**Supplied records:**
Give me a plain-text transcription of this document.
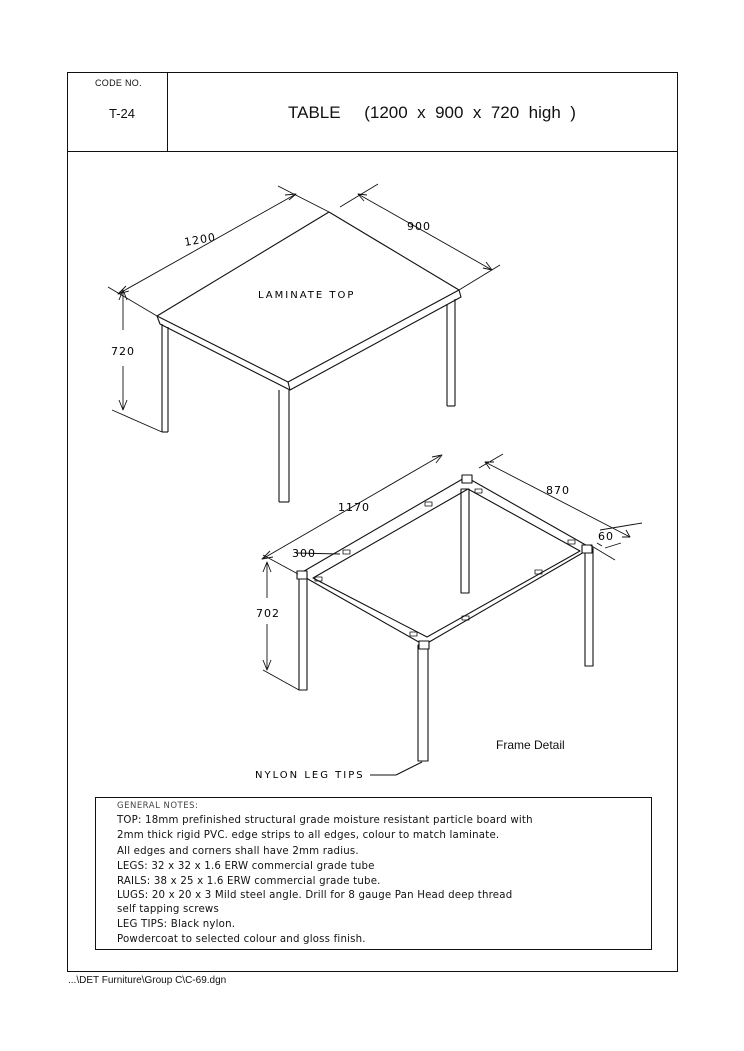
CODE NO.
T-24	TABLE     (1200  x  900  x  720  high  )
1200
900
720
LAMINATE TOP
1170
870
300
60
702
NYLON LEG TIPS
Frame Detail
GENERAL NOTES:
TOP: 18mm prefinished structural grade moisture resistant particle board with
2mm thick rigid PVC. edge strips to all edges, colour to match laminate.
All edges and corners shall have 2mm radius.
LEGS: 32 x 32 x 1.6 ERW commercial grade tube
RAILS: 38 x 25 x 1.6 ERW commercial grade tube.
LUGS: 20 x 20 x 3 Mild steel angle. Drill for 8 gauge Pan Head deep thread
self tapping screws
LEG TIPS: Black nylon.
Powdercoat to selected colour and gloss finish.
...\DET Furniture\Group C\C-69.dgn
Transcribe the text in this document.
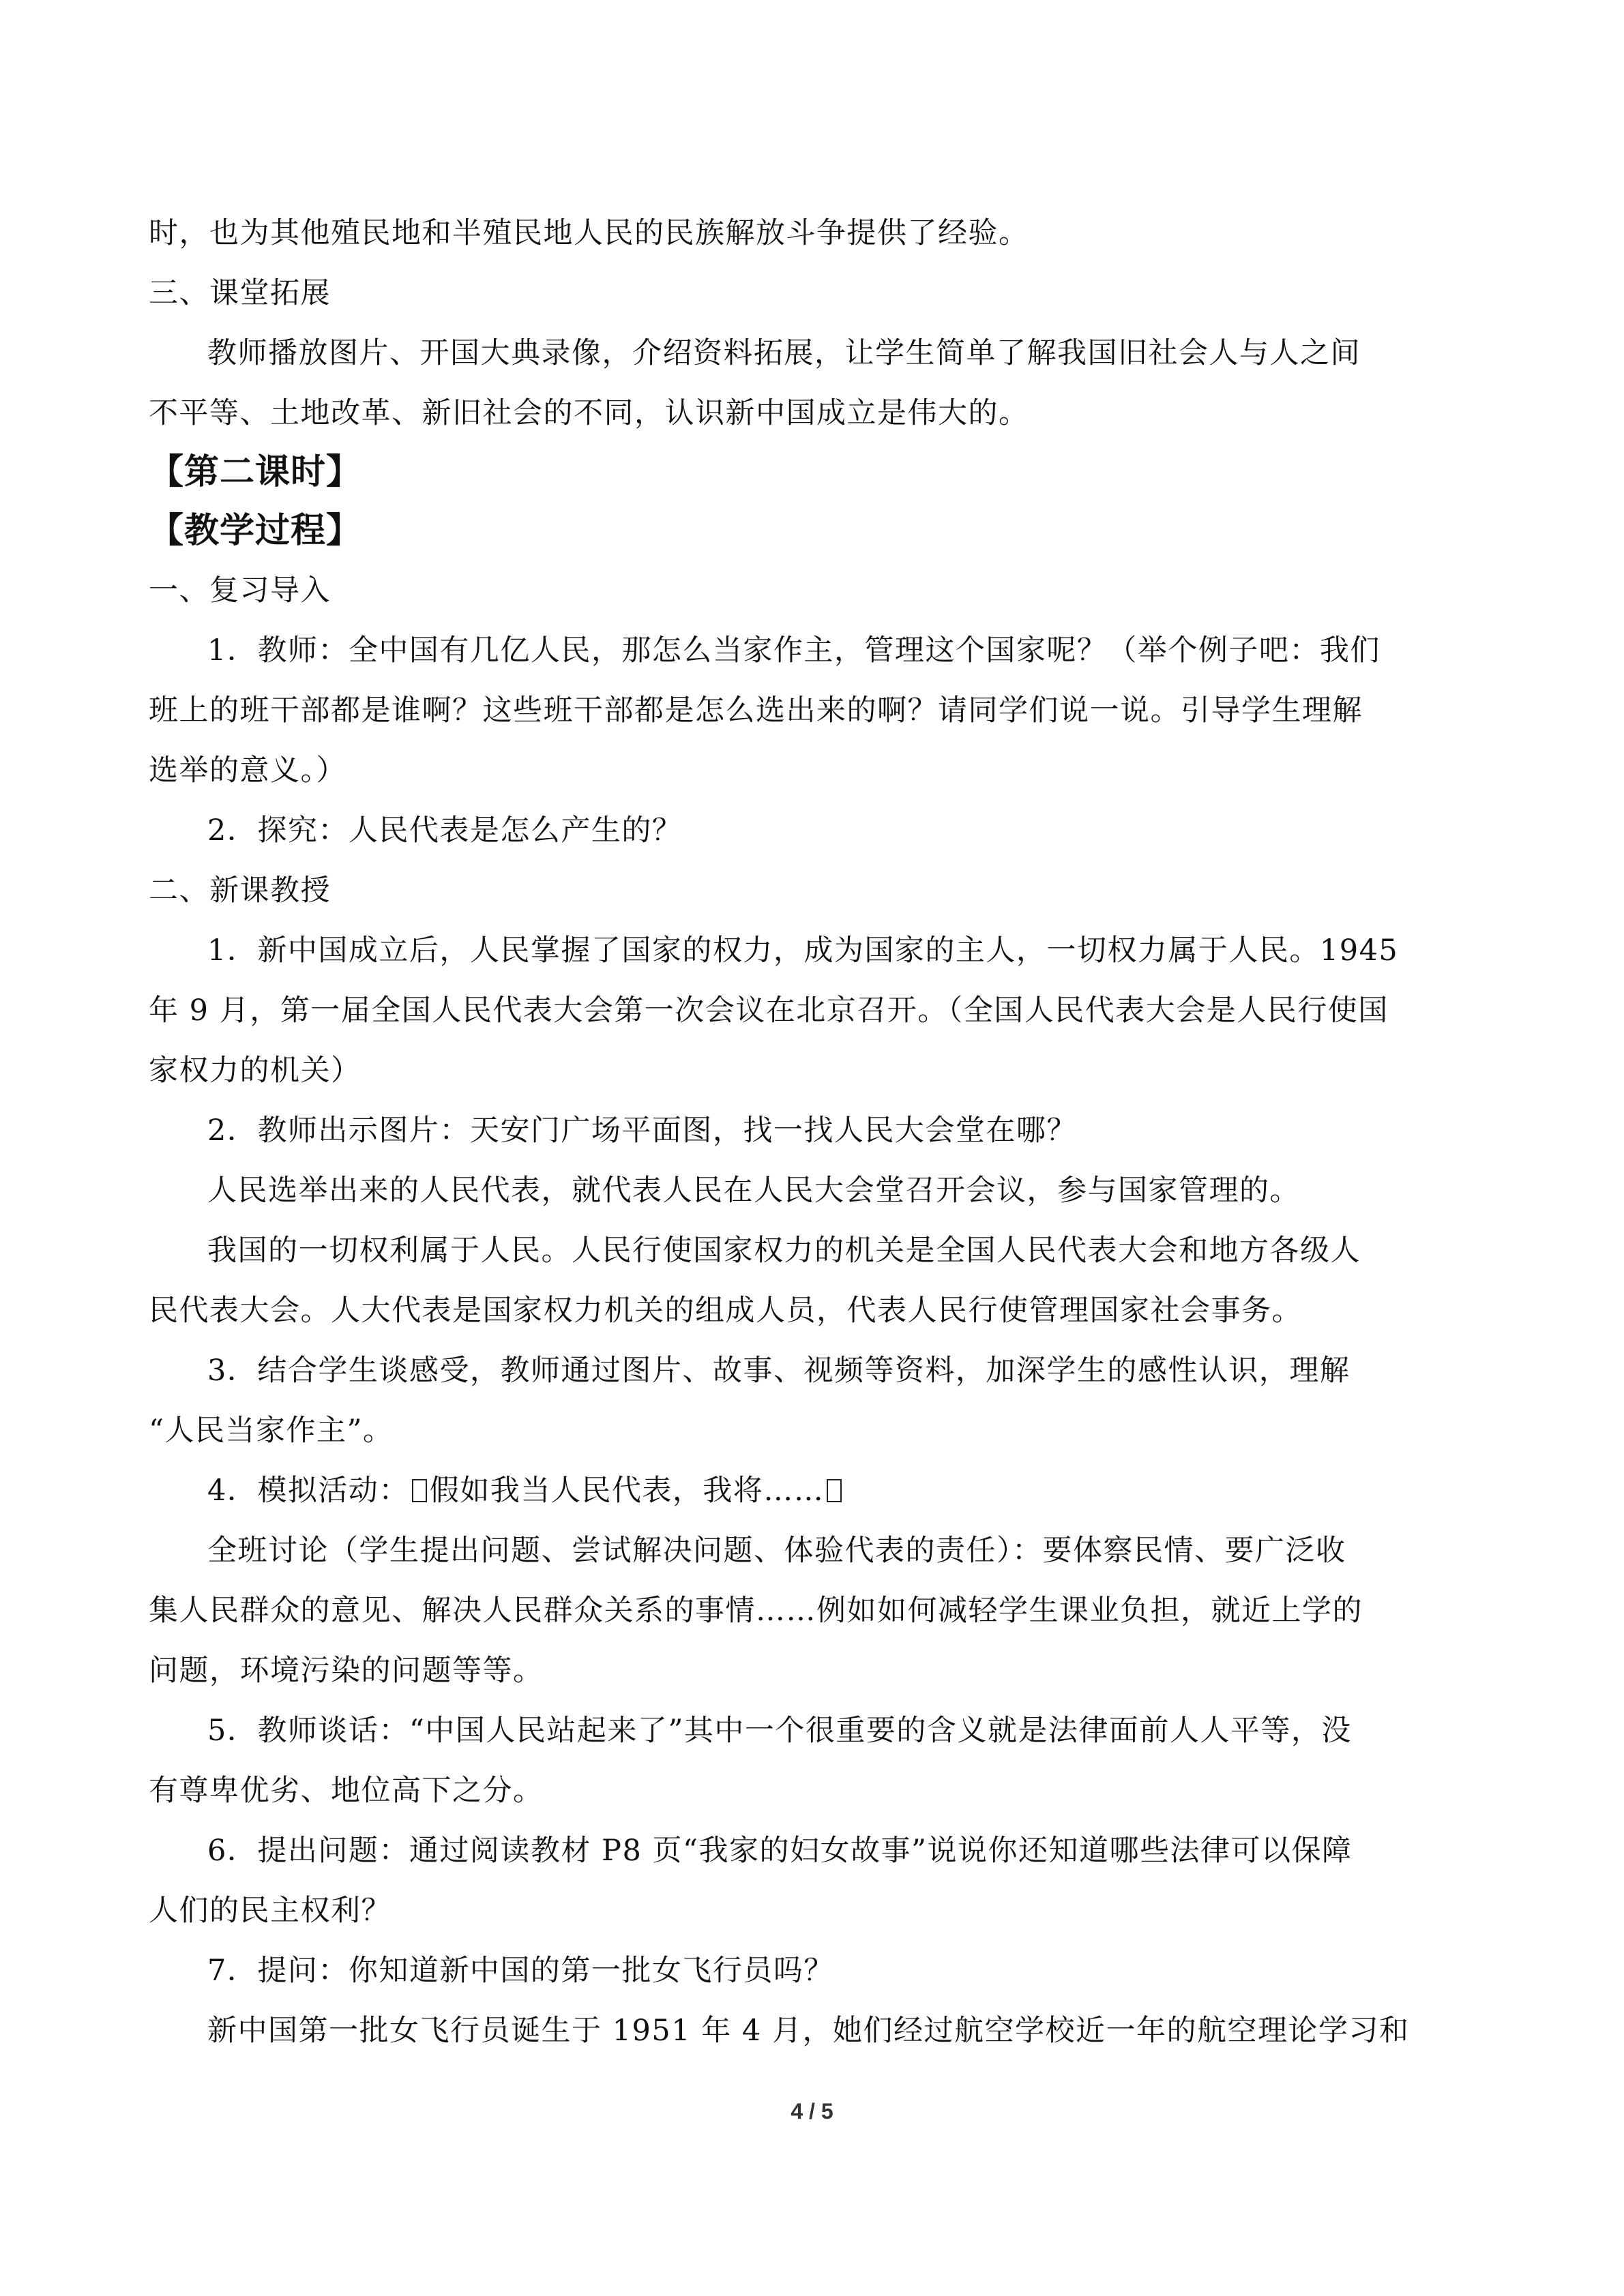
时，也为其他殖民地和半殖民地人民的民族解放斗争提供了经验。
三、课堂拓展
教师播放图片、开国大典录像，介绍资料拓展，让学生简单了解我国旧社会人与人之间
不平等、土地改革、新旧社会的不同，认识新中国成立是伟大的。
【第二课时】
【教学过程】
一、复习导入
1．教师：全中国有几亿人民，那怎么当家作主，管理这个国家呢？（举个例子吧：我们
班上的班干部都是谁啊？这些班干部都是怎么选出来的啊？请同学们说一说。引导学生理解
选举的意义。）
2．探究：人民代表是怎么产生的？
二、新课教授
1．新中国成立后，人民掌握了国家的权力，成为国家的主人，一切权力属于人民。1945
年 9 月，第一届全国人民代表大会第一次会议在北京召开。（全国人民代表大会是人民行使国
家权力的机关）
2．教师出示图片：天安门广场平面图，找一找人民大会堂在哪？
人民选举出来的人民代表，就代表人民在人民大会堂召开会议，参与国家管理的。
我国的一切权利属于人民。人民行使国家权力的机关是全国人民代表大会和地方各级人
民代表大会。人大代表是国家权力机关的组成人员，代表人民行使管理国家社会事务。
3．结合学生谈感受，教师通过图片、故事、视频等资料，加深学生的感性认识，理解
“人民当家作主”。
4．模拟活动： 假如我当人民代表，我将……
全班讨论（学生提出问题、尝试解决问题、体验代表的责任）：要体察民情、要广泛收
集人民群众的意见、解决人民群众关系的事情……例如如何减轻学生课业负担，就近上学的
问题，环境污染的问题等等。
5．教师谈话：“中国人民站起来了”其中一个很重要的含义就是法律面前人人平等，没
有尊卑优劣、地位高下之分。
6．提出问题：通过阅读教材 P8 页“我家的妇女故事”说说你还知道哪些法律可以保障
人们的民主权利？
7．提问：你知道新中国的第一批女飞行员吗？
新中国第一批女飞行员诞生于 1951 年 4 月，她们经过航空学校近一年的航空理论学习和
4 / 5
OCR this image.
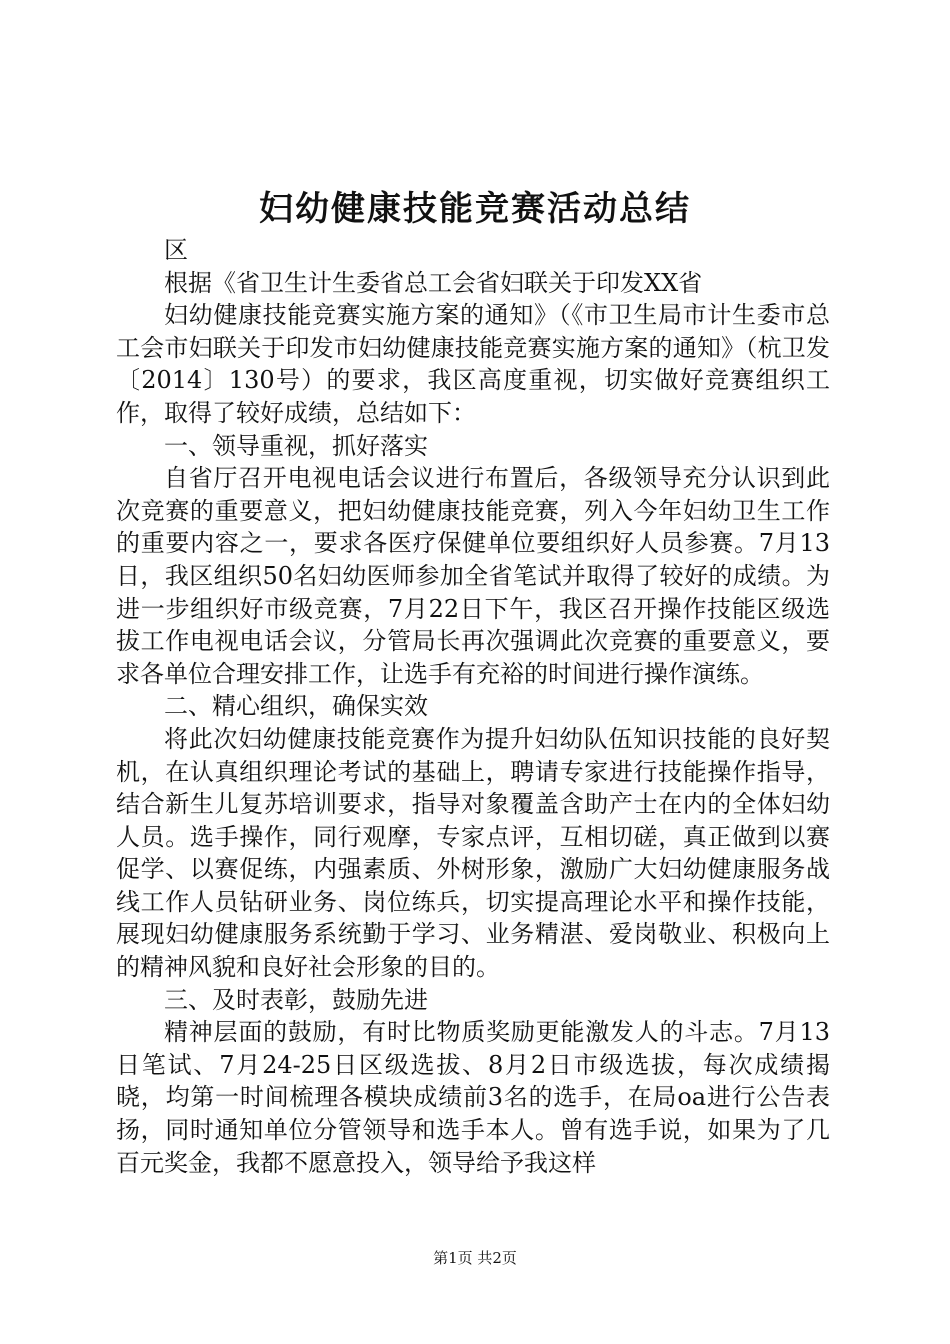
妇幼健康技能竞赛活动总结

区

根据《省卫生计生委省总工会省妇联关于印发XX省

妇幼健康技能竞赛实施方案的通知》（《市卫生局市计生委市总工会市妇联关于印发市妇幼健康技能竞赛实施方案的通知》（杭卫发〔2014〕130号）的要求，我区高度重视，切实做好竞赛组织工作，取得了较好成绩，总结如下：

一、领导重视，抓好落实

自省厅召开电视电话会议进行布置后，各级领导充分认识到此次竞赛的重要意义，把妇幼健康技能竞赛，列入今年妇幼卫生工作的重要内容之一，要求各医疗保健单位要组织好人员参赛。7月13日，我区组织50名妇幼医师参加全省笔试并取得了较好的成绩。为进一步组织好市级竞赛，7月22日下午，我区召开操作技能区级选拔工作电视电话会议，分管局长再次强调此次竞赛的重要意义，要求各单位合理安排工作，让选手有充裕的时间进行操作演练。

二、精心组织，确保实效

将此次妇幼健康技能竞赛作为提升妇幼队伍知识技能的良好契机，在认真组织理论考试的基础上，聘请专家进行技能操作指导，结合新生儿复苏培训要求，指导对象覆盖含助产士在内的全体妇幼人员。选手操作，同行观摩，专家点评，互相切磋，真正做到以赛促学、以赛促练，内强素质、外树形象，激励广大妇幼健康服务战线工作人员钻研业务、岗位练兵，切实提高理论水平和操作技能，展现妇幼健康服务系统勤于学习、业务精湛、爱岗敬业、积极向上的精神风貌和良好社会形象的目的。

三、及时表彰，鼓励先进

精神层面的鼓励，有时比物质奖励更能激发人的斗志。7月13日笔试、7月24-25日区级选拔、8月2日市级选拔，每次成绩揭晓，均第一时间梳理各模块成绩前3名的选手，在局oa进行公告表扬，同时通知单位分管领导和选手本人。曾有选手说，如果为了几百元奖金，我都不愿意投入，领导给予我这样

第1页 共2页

**Exercise description:** List all lines in the material containing the string "colour".

**Reply:**
2mm thick rigid PVC. edge strips to all edges, colour to match laminate.
Powdercoat to selected colour and gloss finish.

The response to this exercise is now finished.